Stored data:
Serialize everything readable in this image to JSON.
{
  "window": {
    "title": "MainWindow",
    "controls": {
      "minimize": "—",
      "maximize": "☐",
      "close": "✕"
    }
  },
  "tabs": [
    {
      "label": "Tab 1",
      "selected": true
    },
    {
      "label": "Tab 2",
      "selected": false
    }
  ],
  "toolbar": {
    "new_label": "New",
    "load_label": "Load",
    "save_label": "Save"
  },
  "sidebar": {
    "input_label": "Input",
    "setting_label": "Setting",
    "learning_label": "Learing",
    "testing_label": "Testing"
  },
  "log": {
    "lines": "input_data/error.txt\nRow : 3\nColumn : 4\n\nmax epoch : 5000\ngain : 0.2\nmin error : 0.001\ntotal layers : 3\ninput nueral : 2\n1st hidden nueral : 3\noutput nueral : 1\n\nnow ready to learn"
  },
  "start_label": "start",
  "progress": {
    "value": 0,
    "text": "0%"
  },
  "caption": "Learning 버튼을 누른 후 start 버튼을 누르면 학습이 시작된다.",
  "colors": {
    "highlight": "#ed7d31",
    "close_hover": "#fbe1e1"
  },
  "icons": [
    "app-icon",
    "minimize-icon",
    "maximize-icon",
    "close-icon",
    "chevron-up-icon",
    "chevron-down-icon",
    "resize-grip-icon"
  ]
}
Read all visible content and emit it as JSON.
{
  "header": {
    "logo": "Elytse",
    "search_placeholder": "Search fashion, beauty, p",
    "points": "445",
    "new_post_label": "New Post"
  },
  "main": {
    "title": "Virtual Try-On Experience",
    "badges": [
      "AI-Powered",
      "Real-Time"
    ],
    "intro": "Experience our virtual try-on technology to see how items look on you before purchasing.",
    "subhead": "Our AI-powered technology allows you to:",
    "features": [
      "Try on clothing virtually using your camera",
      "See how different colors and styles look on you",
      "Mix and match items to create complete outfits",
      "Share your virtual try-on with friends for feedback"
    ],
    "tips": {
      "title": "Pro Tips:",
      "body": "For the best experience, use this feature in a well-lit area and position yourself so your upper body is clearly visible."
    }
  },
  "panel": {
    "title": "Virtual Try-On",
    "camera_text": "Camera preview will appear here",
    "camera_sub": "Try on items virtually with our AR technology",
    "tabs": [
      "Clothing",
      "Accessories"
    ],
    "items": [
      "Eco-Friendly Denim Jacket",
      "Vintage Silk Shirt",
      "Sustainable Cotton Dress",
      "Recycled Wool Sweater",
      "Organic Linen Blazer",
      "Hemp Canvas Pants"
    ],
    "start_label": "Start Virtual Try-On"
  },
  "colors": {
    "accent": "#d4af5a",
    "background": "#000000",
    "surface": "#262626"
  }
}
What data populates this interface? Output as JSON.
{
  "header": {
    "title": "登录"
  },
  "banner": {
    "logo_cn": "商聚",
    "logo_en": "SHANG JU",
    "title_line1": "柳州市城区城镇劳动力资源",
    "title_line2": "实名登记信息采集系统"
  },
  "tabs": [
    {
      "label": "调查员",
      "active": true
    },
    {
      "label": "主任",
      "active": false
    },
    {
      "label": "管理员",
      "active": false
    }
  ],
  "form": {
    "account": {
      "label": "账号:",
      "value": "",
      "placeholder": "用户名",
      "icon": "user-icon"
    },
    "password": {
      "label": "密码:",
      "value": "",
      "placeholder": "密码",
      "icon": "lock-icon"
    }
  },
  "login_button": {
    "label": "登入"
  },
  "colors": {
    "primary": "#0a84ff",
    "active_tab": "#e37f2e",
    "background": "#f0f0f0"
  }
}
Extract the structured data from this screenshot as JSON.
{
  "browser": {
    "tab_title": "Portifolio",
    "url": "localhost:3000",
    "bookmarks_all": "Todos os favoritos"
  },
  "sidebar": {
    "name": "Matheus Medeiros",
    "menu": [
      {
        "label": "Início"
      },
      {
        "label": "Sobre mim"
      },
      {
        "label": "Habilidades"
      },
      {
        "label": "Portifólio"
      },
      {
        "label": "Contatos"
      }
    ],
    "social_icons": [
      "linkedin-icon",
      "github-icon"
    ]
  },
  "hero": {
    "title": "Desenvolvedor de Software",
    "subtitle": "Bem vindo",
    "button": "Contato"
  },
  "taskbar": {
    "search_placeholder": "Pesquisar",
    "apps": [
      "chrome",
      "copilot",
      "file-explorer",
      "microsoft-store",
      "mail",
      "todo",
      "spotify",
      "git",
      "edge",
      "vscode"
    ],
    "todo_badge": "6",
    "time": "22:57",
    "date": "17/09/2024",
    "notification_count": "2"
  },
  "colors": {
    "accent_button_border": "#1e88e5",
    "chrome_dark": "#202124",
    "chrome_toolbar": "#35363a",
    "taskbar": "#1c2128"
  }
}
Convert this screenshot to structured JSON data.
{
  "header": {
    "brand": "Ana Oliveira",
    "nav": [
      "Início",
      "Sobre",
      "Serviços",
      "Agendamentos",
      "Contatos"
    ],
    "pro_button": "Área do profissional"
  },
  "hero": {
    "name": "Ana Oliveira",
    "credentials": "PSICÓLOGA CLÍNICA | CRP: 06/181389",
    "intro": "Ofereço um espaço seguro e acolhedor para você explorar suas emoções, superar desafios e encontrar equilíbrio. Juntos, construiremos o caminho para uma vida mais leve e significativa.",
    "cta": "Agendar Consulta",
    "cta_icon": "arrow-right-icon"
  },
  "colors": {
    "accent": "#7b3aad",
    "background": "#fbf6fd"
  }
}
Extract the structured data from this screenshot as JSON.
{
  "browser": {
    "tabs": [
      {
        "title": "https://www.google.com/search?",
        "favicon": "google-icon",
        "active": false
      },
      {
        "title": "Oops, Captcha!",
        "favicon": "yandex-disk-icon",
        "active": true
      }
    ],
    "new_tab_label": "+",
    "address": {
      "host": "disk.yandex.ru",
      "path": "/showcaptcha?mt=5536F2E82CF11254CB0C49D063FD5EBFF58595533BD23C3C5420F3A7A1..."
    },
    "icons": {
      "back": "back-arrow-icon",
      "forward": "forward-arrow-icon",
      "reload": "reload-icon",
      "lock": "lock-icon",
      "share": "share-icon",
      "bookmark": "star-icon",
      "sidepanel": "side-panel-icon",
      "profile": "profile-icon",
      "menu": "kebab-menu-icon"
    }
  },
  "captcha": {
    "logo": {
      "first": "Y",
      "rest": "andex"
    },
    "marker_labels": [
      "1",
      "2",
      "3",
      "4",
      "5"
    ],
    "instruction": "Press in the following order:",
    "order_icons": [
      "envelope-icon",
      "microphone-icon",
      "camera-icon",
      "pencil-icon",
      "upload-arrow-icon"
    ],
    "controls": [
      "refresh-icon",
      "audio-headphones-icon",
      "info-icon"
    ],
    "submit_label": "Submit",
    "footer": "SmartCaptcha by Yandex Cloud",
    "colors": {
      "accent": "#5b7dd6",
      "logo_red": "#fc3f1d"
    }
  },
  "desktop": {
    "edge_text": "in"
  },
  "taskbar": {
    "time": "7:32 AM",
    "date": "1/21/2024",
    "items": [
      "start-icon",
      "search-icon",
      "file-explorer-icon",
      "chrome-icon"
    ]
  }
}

Instructions for the task:
Write out every entry again exactly, please, with nothing missing.

Task result:
Serialize everything readable in this image to JSON.
{
  "window": {
    "title": "MainWindow",
    "controls": {
      "minimize": "—",
      "maximize": "☐",
      "close": "✕"
    }
  },
  "tabs": [
    {
      "label": "Tab 1",
      "selected": true
    },
    {
      "label": "Tab 2",
      "selected": false
    }
  ],
  "toolbar": {
    "new_label": "New",
    "load_label": "Load",
    "save_label": "Save"
  },
  "sidebar": {
    "input_label": "Input",
    "setting_label": "Setting",
    "learning_label": "Learing",
    "testing_label": "Testing"
  },
  "log": {
    "lines": "input_data/error.txt\nRow : 3\nColumn : 4\n\nmax epoch : 5000\ngain : 0.2\nmin error : 0.001\ntotal layers : 3\ninput nueral : 2\n1st hidden nueral : 3\noutput nueral : 1\n\nnow ready to learn"
  },
  "start_label": "start",
  "progress": {
    "value": 0,
    "text": "0%"
  },
  "caption": "Learning 버튼을 누른 후 start 버튼을 누르면 학습이 시작된다.",
  "colors": {
    "highlight": "#ed7d31",
    "close_hover": "#fbe1e1"
  },
  "icons": [
    "app-icon",
    "minimize-icon",
    "maximize-icon",
    "close-icon",
    "chevron-up-icon",
    "chevron-down-icon",
    "resize-grip-icon"
  ]
}
Read all visible content and emit it as JSON.
{
  "header": {
    "logo": "Elytse",
    "search_placeholder": "Search fashion, beauty, p",
    "points": "445",
    "new_post_label": "New Post"
  },
  "main": {
    "title": "Virtual Try-On Experience",
    "badges": [
      "AI-Powered",
      "Real-Time"
    ],
    "intro": "Experience our virtual try-on technology to see how items look on you before purchasing.",
    "subhead": "Our AI-powered technology allows you to:",
    "features": [
      "Try on clothing virtually using your camera",
      "See how different colors and styles look on you",
      "Mix and match items to create complete outfits",
      "Share your virtual try-on with friends for feedback"
    ],
    "tips": {
      "title": "Pro Tips:",
      "body": "For the best experience, use this feature in a well-lit area and position yourself so your upper body is clearly visible."
    }
  },
  "panel": {
    "title": "Virtual Try-On",
    "camera_text": "Camera preview will appear here",
    "camera_sub": "Try on items virtually with our AR technology",
    "tabs": [
      "Clothing",
      "Accessories"
    ],
    "items": [
      "Eco-Friendly Denim Jacket",
      "Vintage Silk Shirt",
      "Sustainable Cotton Dress",
      "Recycled Wool Sweater",
      "Organic Linen Blazer",
      "Hemp Canvas Pants"
    ],
    "start_label": "Start Virtual Try-On"
  },
  "colors": {
    "accent": "#d4af5a",
    "background": "#000000",
    "surface": "#262626"
  }
}
What data populates this interface? Output as JSON.
{
  "header": {
    "title": "登录"
  },
  "banner": {
    "logo_cn": "商聚",
    "logo_en": "SHANG JU",
    "title_line1": "柳州市城区城镇劳动力资源",
    "title_line2": "实名登记信息采集系统"
  },
  "tabs": [
    {
      "label": "调查员",
      "active": true
    },
    {
      "label": "主任",
      "active": false
    },
    {
      "label": "管理员",
      "active": false
    }
  ],
  "form": {
    "account": {
      "label": "账号:",
      "value": "",
      "placeholder": "用户名",
      "icon": "user-icon"
    },
    "password": {
      "label": "密码:",
      "value": "",
      "placeholder": "密码",
      "icon": "lock-icon"
    }
  },
  "login_button": {
    "label": "登入"
  },
  "colors": {
    "primary": "#0a84ff",
    "active_tab": "#e37f2e",
    "background": "#f0f0f0"
  }
}
Extract the structured data from this screenshot as JSON.
{
  "browser": {
    "tab_title": "Portifolio",
    "url": "localhost:3000",
    "bookmarks_all": "Todos os favoritos"
  },
  "sidebar": {
    "name": "Matheus Medeiros",
    "menu": [
      {
        "label": "Início"
      },
      {
        "label": "Sobre mim"
      },
      {
        "label": "Habilidades"
      },
      {
        "label": "Portifólio"
      },
      {
        "label": "Contatos"
      }
    ],
    "social_icons": [
      "linkedin-icon",
      "github-icon"
    ]
  },
  "hero": {
    "title": "Desenvolvedor de Software",
    "subtitle": "Bem vindo",
    "button": "Contato"
  },
  "taskbar": {
    "search_placeholder": "Pesquisar",
    "apps": [
      "chrome",
      "copilot",
      "file-explorer",
      "microsoft-store",
      "mail",
      "todo",
      "spotify",
      "git",
      "edge",
      "vscode"
    ],
    "todo_badge": "6",
    "time": "22:57",
    "date": "17/09/2024",
    "notification_count": "2"
  },
  "colors": {
    "accent_button_border": "#1e88e5",
    "chrome_dark": "#202124",
    "chrome_toolbar": "#35363a",
    "taskbar": "#1c2128"
  }
}
Convert this screenshot to structured JSON data.
{
  "header": {
    "brand": "Ana Oliveira",
    "nav": [
      "Início",
      "Sobre",
      "Serviços",
      "Agendamentos",
      "Contatos"
    ],
    "pro_button": "Área do profissional"
  },
  "hero": {
    "name": "Ana Oliveira",
    "credentials": "PSICÓLOGA CLÍNICA | CRP: 06/181389",
    "intro": "Ofereço um espaço seguro e acolhedor para você explorar suas emoções, superar desafios e encontrar equilíbrio. Juntos, construiremos o caminho para uma vida mais leve e significativa.",
    "cta": "Agendar Consulta",
    "cta_icon": "arrow-right-icon"
  },
  "colors": {
    "accent": "#7b3aad",
    "background": "#fbf6fd"
  }
}
Extract the structured data from this screenshot as JSON.
{
  "browser": {
    "tabs": [
      {
        "title": "https://www.google.com/search?",
        "favicon": "google-icon",
        "active": false
      },
      {
        "title": "Oops, Captcha!",
        "favicon": "yandex-disk-icon",
        "active": true
      }
    ],
    "new_tab_label": "+",
    "address": {
      "host": "disk.yandex.ru",
      "path": "/showcaptcha?mt=5536F2E82CF11254CB0C49D063FD5EBFF58595533BD23C3C5420F3A7A1..."
    },
    "icons": {
      "back": "back-arrow-icon",
      "forward": "forward-arrow-icon",
      "reload": "reload-icon",
      "lock": "lock-icon",
      "share": "share-icon",
      "bookmark": "star-icon",
      "sidepanel": "side-panel-icon",
      "profile": "profile-icon",
      "menu": "kebab-menu-icon"
    }
  },
  "captcha": {
    "logo": {
      "first": "Y",
      "rest": "andex"
    },
    "marker_labels": [
      "1",
      "2",
      "3",
      "4",
      "5"
    ],
    "instruction": "Press in the following order:",
    "order_icons": [
      "envelope-icon",
      "microphone-icon",
      "camera-icon",
      "pencil-icon",
      "upload-arrow-icon"
    ],
    "controls": [
      "refresh-icon",
      "audio-headphones-icon",
      "info-icon"
    ],
    "submit_label": "Submit",
    "footer": "SmartCaptcha by Yandex Cloud",
    "colors": {
      "accent": "#5b7dd6",
      "logo_red": "#fc3f1d"
    }
  },
  "desktop": {
    "edge_text": "in"
  },
  "taskbar": {
    "time": "7:32 AM",
    "date": "1/21/2024",
    "items": [
      "start-icon",
      "search-icon",
      "file-explorer-icon",
      "chrome-icon"
    ]
  }
}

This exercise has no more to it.